EXERCISE: Can you output the records below exactly as they are written?

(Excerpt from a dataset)
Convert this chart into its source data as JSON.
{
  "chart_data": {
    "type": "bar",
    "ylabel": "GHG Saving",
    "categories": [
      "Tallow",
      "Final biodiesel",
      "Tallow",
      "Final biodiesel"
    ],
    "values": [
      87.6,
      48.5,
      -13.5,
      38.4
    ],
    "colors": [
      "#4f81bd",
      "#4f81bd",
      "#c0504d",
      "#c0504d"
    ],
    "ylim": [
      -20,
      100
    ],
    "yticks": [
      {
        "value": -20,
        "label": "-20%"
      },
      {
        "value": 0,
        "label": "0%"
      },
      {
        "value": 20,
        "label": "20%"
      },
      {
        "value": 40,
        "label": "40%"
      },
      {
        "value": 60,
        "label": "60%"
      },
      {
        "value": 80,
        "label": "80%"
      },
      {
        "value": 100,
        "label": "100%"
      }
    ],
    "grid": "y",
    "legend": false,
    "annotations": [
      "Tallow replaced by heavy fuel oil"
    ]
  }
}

ANSWER TO THIS PROBLEM:
Convert this chart into its source data as JSON.
{
  "chart_data": {
    "type": "bar",
    "ylabel": "GHG Saving",
    "categories": [
      "Tallow",
      "Final biodiesel",
      "Tallow",
      "Final biodiesel"
    ],
    "values": [
      87.6,
      48.5,
      -13.5,
      38.4
    ],
    "colors": [
      "#4f81bd",
      "#4f81bd",
      "#c0504d",
      "#c0504d"
    ],
    "ylim": [
      -20,
      100
    ],
    "yticks": [
      {
        "value": -20,
        "label": "-20%"
      },
      {
        "value": 0,
        "label": "0%"
      },
      {
        "value": 20,
        "label": "20%"
      },
      {
        "value": 40,
        "label": "40%"
      },
      {
        "value": 60,
        "label": "60%"
      },
      {
        "value": 80,
        "label": "80%"
      },
      {
        "value": 100,
        "label": "100%"
      }
    ],
    "grid": "y",
    "legend": false,
    "annotations": [
      "Tallow replaced by heavy fuel oil"
    ]
  }
}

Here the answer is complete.